[Dataset entries]
○ ○ ○ ○ ○
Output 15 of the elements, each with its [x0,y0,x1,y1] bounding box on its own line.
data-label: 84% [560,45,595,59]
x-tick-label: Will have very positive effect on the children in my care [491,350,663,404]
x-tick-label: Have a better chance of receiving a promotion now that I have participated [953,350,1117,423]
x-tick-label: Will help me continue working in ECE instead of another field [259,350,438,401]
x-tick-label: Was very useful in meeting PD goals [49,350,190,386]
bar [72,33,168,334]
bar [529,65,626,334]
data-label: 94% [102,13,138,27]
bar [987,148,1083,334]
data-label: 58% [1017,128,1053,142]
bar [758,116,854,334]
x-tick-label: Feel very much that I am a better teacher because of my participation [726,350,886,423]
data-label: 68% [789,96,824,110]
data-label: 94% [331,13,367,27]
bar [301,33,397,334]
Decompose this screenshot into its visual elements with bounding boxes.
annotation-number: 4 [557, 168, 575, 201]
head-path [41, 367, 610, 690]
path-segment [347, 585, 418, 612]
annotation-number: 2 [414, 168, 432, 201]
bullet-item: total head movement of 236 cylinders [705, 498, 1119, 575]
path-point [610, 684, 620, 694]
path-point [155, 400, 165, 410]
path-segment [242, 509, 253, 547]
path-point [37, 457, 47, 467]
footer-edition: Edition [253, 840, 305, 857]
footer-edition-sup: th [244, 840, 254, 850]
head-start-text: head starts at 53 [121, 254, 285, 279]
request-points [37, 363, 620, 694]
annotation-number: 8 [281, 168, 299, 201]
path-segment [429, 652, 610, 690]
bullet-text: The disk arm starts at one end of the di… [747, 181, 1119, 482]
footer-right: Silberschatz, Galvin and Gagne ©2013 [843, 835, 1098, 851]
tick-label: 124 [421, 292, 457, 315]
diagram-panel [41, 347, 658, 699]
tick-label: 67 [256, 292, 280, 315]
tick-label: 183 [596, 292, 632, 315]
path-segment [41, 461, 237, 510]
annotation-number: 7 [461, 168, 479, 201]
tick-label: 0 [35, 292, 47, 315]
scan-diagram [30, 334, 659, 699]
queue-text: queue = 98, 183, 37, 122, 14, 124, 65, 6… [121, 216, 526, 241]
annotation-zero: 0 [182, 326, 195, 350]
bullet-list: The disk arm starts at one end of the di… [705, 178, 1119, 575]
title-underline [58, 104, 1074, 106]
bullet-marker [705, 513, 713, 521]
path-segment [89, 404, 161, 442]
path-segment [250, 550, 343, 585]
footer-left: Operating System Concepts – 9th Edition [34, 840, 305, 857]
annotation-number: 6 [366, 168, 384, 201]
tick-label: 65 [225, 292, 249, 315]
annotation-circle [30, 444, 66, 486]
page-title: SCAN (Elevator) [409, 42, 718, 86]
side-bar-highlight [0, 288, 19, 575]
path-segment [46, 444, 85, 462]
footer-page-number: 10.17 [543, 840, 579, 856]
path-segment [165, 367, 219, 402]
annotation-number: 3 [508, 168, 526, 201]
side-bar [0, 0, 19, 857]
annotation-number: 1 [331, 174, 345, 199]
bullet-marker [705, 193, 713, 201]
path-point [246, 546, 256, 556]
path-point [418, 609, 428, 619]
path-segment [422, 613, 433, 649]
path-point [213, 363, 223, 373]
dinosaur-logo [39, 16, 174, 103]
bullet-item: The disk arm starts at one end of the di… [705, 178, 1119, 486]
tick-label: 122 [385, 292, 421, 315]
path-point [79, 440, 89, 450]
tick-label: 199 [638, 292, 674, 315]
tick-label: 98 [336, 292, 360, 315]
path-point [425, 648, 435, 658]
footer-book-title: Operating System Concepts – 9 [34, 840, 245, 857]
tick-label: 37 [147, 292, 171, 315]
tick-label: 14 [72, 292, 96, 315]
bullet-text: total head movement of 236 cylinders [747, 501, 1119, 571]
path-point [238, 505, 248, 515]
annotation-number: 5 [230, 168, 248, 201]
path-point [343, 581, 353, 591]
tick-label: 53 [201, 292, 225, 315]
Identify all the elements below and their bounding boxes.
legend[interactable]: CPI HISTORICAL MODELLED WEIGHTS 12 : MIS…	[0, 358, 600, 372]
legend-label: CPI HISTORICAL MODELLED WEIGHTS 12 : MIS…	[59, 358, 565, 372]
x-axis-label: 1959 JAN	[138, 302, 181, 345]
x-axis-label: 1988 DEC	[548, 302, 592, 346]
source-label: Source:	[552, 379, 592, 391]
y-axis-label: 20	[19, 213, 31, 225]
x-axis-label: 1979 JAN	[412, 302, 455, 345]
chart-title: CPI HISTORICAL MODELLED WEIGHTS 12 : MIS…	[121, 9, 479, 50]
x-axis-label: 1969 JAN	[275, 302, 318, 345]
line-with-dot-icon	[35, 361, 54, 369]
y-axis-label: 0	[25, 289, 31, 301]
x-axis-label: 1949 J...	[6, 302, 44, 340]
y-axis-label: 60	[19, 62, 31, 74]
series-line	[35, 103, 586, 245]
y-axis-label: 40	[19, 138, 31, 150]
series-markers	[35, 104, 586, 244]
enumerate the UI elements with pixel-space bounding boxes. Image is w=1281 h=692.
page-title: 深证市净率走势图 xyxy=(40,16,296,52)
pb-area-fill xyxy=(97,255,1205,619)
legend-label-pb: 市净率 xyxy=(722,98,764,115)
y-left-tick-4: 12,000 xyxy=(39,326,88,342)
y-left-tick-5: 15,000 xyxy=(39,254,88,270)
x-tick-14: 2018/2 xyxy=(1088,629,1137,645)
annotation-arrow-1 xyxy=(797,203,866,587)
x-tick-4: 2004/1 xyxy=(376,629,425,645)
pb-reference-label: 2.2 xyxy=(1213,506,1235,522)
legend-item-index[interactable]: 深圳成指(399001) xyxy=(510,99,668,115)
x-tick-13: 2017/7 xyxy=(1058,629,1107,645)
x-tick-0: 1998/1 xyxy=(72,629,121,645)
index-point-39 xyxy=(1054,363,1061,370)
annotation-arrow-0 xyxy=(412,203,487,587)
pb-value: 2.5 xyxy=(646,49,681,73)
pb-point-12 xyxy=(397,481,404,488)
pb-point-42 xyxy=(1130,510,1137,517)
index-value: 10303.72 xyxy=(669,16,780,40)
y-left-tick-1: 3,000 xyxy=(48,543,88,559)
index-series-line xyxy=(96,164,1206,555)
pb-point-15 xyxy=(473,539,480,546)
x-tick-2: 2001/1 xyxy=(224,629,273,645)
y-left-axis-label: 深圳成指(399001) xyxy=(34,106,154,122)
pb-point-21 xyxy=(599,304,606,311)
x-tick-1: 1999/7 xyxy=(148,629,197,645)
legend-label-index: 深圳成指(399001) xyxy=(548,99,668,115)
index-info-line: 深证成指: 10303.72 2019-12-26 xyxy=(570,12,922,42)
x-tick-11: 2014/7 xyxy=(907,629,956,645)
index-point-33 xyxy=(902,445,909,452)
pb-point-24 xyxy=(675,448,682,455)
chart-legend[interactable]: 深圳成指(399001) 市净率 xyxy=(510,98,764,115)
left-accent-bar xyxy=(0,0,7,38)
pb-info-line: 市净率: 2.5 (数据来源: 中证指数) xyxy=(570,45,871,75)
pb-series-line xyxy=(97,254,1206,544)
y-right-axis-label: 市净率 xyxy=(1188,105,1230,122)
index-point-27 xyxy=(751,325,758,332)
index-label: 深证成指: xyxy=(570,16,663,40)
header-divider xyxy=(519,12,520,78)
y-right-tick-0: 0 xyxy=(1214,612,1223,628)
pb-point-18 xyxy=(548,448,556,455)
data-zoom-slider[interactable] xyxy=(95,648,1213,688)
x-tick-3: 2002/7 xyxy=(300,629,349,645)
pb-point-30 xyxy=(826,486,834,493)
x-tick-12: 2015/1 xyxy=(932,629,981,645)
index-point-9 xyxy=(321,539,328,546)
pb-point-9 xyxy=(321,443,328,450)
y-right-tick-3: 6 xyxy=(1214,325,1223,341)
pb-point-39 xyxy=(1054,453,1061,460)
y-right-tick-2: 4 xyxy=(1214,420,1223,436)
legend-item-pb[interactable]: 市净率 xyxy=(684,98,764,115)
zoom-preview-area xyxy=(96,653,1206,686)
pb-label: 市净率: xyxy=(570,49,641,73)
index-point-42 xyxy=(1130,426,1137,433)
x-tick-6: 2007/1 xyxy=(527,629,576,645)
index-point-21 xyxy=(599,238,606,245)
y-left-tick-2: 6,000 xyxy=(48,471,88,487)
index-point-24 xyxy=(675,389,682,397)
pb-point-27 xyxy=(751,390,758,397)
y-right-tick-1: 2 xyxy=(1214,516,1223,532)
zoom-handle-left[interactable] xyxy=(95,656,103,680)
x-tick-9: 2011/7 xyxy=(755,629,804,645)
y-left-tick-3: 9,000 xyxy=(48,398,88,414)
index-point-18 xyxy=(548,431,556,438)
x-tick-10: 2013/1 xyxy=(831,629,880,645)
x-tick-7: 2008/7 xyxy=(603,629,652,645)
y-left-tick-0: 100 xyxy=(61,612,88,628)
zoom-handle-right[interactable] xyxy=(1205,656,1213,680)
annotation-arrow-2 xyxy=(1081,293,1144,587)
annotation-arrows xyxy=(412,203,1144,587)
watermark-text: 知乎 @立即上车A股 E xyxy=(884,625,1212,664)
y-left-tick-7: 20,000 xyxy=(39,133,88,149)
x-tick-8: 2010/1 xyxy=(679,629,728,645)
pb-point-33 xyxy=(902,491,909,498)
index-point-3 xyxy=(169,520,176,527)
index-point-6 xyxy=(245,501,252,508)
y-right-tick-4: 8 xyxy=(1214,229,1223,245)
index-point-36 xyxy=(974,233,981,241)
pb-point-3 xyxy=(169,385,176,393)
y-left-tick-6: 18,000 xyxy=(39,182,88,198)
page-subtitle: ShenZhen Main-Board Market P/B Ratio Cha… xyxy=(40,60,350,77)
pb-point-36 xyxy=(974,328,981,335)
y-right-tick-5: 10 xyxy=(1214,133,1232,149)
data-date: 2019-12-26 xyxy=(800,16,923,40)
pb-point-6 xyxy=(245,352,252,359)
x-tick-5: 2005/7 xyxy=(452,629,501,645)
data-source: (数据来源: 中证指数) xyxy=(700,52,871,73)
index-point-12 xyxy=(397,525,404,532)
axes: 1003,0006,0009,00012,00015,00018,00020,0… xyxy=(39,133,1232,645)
○ ○ ○ ○ ○
Aim of the task: Recast the stretch of the listing from its first line through the line containing "annotation-number: 8 [281, 168, 299, 201]" as a numbered list, leaving out blank lines.

Written answer:
1. Output 15 of the elements, each with its [x0,y0,x1,y1] bounding box on its own line.
2. data-label: 84% [560,45,595,59]
3. x-tick-label: Will have very positive effect on the children in my care [491,350,663,404]
4. x-tick-label: Have a better chance of receiving a promotion now that I have participated [953,350,1117,423]
5. x-tick-label: Will help me continue working in ECE instead of another field [259,350,438,401]
6. x-tick-label: Was very useful in meeting PD goals [49,350,190,386]
7. bar [72,33,168,334]
8. bar [529,65,626,334]
9. data-label: 94% [102,13,138,27]
10. bar [987,148,1083,334]
11. data-label: 58% [1017,128,1053,142]
12. bar [758,116,854,334]
13. x-tick-label: Feel very much that I am a better teacher because of my participation [726,350,886,423]
14. data-label: 68% [789,96,824,110]
15. data-label: 94% [331,13,367,27]
16. bar [301,33,397,334]
17. Decompose this screenshot into its visual elements with bounding boxes.
18. annotation-number: 4 [557, 168, 575, 201]
19. head-path [41, 367, 610, 690]
20. path-segment [347, 585, 418, 612]
21. annotation-number: 2 [414, 168, 432, 201]
22. bullet-item: total head movement of 236 cylinders [705, 498, 1119, 575]
23. path-point [610, 684, 620, 694]
24. path-point [155, 400, 165, 410]
25. path-segment [242, 509, 253, 547]
26. path-point [37, 457, 47, 467]
27. footer-edition: Edition [253, 840, 305, 857]
28. footer-edition-sup: th [244, 840, 254, 850]
29. head-start-text: head starts at 53 [121, 254, 285, 279]
30. request-points [37, 363, 620, 694]
31. annotation-number: 8 [281, 168, 299, 201]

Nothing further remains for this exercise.